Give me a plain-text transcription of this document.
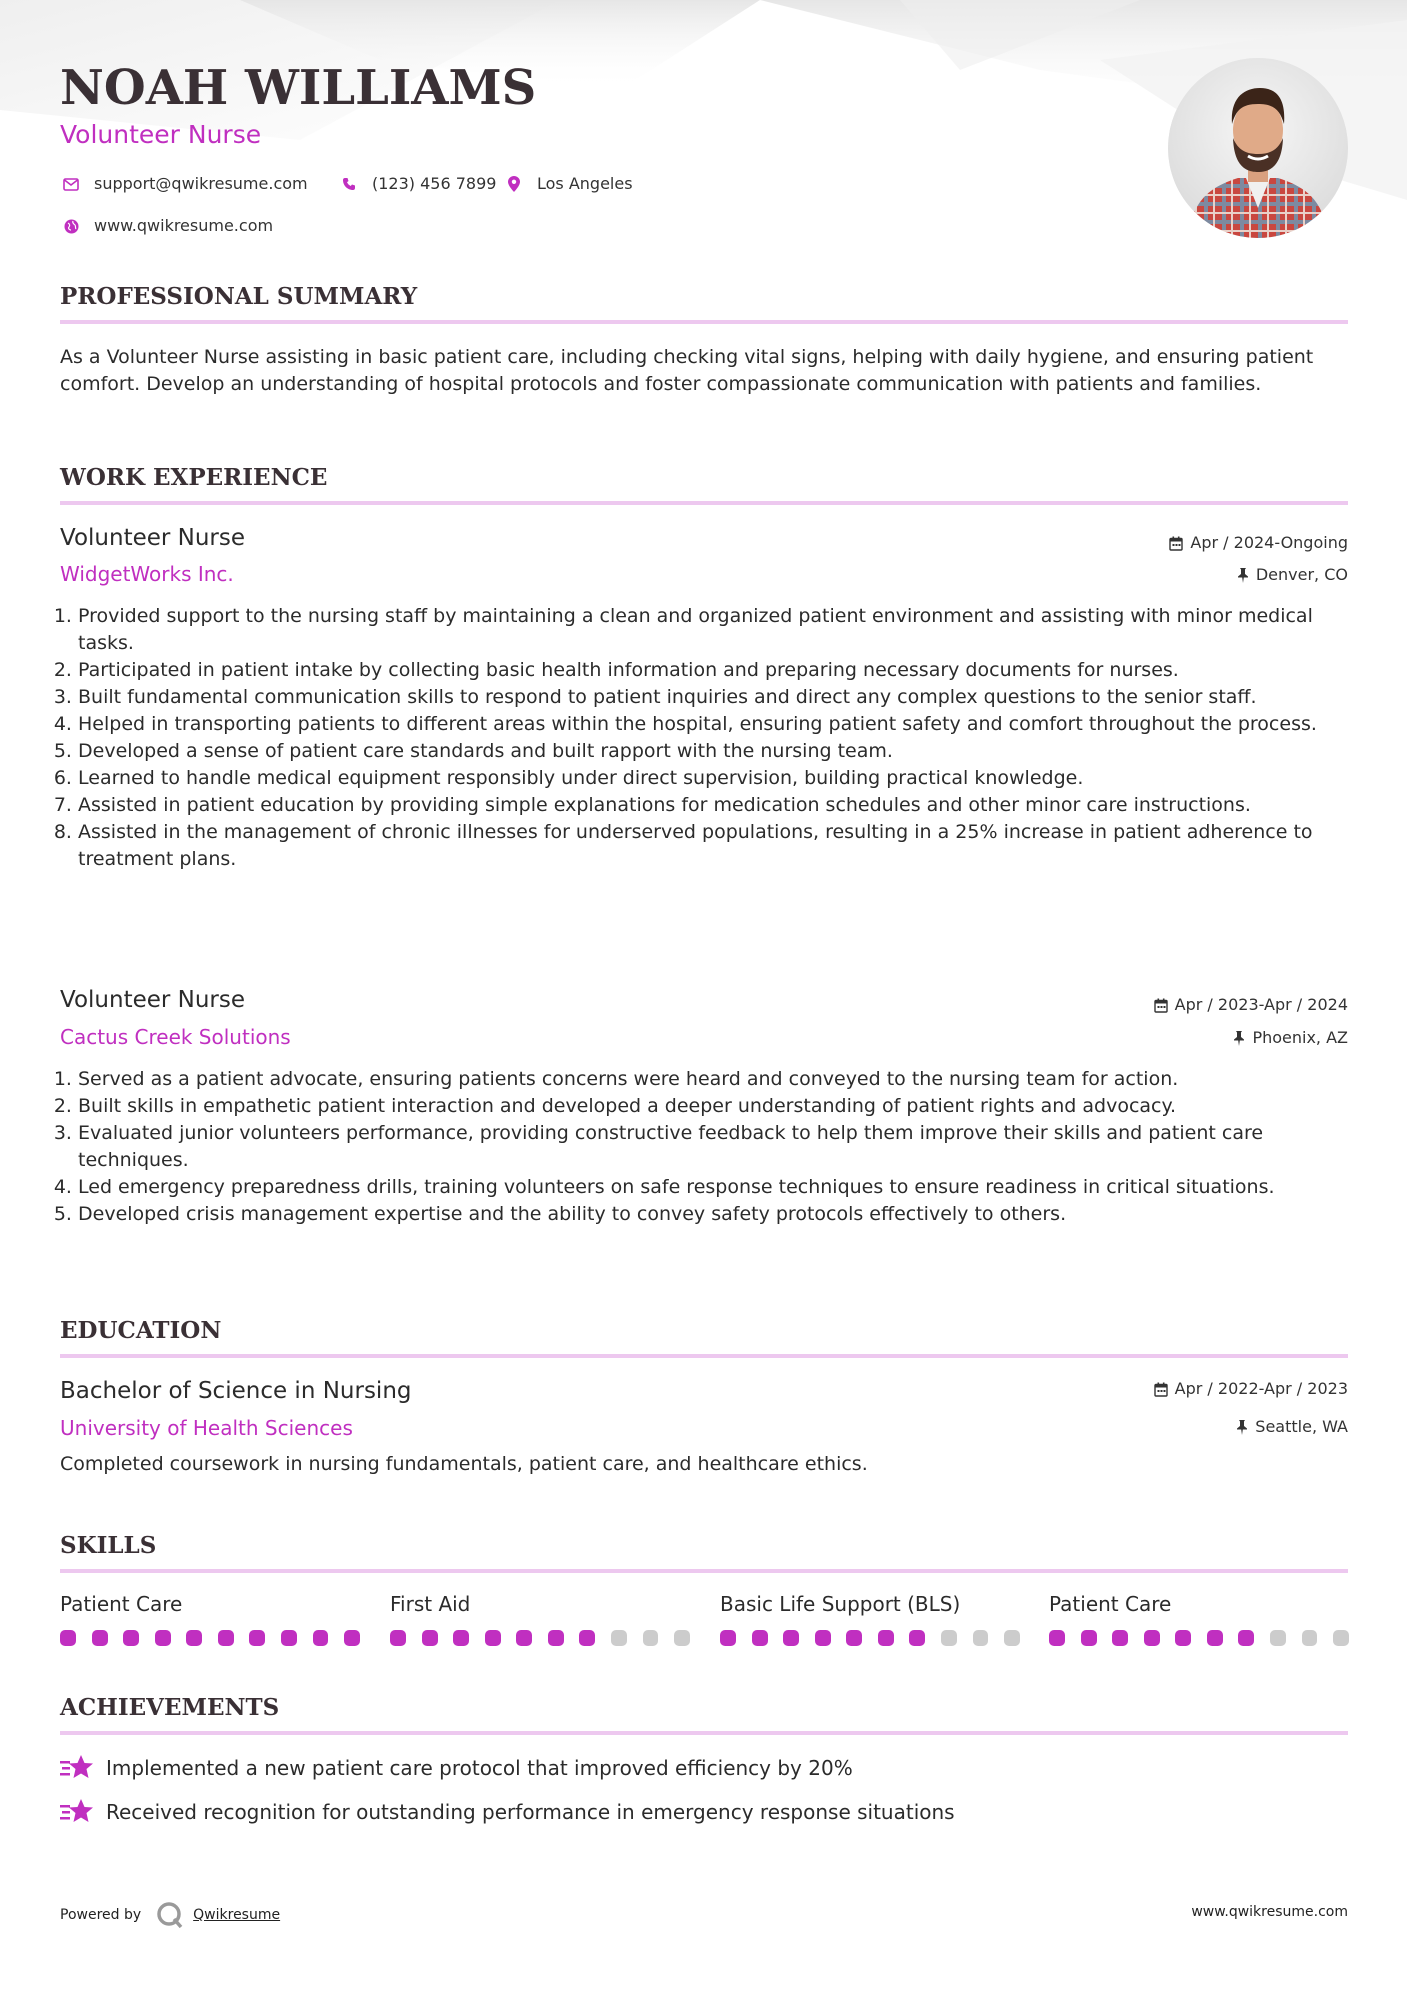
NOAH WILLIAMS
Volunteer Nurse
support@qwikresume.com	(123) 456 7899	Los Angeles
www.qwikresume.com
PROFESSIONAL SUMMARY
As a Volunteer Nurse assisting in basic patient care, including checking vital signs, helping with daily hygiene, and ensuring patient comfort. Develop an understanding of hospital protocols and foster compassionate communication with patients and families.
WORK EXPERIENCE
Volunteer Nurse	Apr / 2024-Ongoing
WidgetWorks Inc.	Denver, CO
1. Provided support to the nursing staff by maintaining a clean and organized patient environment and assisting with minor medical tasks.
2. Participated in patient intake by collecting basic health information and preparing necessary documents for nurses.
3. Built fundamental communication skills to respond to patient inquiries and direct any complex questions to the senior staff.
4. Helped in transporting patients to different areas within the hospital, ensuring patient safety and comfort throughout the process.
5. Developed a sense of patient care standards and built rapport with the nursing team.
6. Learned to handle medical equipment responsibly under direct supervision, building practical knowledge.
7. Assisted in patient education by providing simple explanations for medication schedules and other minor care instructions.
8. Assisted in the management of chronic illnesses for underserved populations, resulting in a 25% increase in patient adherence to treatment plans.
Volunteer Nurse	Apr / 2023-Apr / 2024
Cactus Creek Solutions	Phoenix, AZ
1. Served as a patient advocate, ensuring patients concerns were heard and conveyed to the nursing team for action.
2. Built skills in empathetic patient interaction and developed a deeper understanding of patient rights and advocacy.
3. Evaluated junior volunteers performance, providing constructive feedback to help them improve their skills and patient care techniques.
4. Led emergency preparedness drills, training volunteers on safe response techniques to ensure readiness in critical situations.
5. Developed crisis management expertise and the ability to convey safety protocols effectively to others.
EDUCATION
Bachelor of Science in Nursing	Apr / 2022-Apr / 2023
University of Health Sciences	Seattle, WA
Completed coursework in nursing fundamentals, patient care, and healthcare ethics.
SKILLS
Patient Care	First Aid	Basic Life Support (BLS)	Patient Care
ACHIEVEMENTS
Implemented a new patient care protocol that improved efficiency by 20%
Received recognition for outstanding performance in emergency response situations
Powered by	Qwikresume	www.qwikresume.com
------------------------------------------------
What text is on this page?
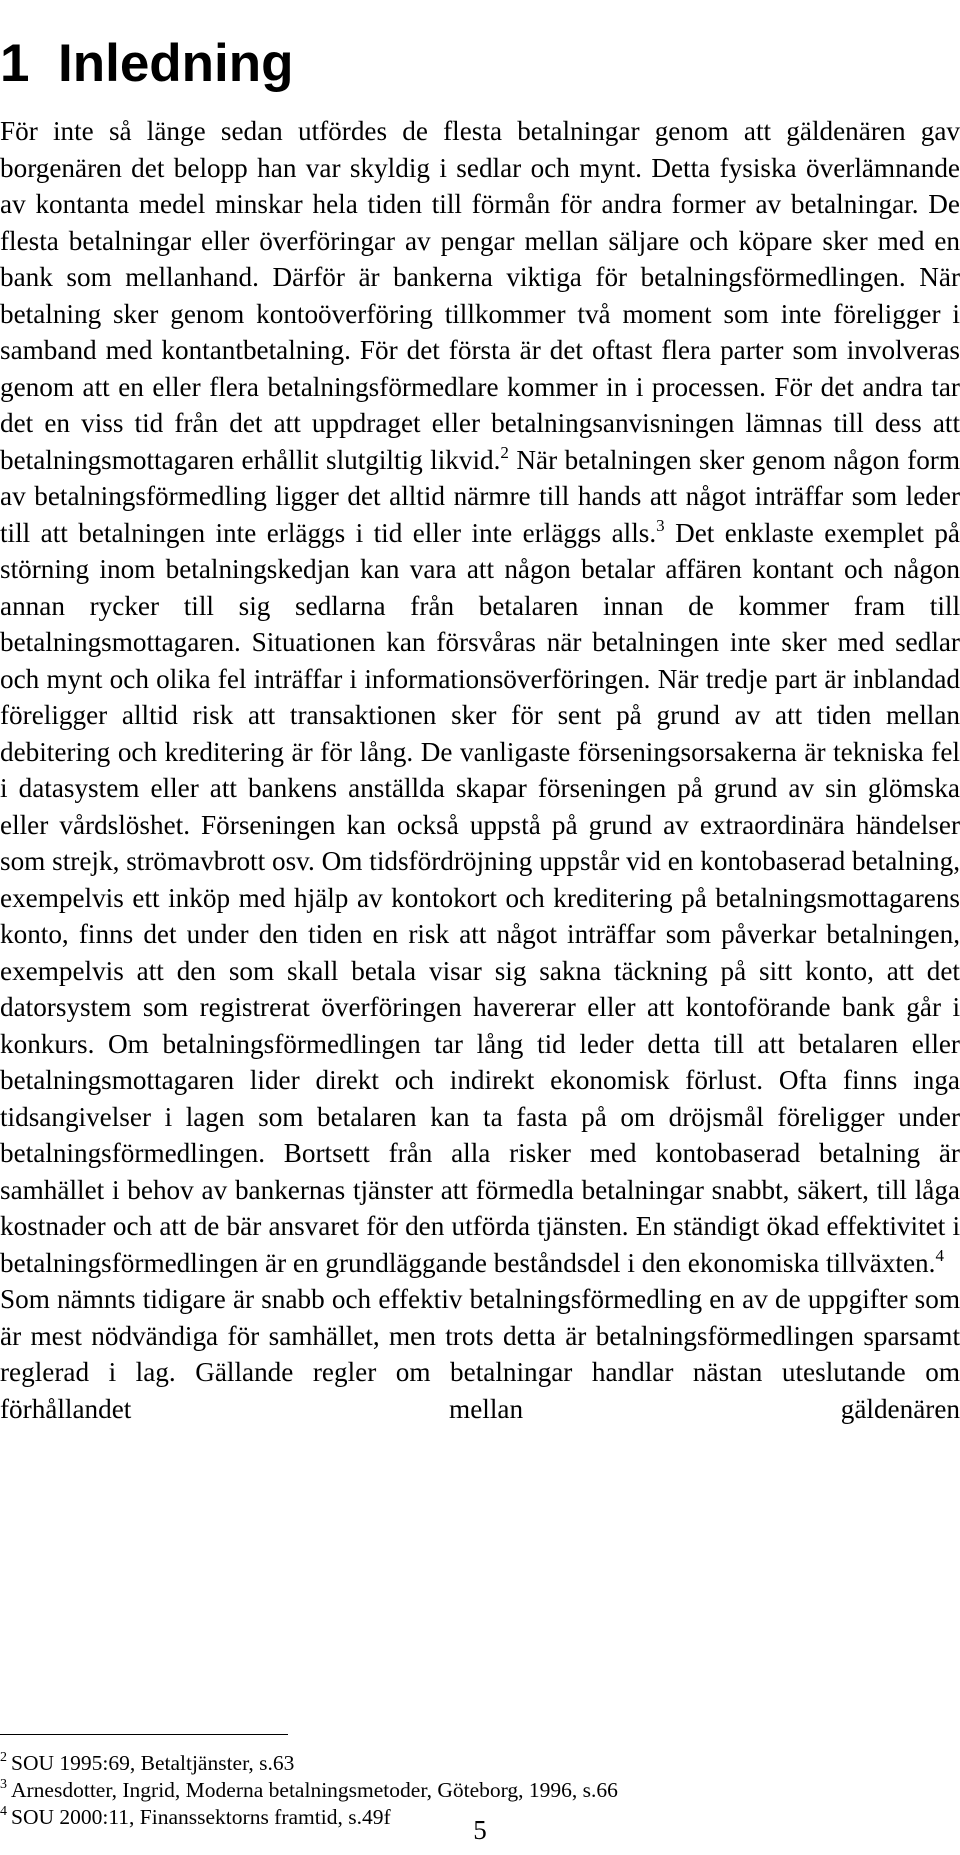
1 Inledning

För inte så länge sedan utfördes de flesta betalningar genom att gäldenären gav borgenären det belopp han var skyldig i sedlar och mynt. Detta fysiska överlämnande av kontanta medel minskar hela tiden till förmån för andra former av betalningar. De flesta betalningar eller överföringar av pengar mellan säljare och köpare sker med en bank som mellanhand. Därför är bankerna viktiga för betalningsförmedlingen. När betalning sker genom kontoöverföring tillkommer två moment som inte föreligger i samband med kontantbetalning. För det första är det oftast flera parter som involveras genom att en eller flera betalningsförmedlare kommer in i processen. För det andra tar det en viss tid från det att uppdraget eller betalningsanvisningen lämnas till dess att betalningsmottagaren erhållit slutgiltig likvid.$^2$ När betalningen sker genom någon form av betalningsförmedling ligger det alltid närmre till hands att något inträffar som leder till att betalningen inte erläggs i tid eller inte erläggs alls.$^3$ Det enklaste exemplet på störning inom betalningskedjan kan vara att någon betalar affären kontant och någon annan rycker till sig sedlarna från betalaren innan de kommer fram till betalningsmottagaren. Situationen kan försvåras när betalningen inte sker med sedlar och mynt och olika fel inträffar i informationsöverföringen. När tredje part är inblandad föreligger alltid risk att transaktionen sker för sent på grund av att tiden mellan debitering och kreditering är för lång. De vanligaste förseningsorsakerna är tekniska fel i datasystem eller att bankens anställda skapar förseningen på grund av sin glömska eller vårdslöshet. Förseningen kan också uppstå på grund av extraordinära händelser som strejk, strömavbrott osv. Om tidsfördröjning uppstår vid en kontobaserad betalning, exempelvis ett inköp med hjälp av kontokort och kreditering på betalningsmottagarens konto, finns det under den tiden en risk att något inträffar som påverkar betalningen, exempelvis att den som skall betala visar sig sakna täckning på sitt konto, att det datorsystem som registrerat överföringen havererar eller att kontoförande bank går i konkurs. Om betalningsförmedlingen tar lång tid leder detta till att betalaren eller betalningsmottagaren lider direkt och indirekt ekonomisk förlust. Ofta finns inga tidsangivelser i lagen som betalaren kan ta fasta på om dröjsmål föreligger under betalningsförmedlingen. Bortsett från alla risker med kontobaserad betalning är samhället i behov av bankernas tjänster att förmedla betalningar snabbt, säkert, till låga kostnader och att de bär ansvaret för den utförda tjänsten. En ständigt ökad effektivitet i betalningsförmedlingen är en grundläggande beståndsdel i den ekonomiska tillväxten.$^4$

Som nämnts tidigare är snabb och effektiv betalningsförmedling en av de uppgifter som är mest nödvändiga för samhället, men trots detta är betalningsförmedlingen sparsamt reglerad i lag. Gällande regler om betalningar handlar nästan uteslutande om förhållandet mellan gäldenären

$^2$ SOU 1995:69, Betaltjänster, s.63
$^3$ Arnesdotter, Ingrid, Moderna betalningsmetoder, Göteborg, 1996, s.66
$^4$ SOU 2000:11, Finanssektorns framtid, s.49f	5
------------------------------------------------
Task instructions: Bring together all lines in the records where the word "this" is found.

Task output:
Give me a plain-text transcription of this document.
What text is on this page?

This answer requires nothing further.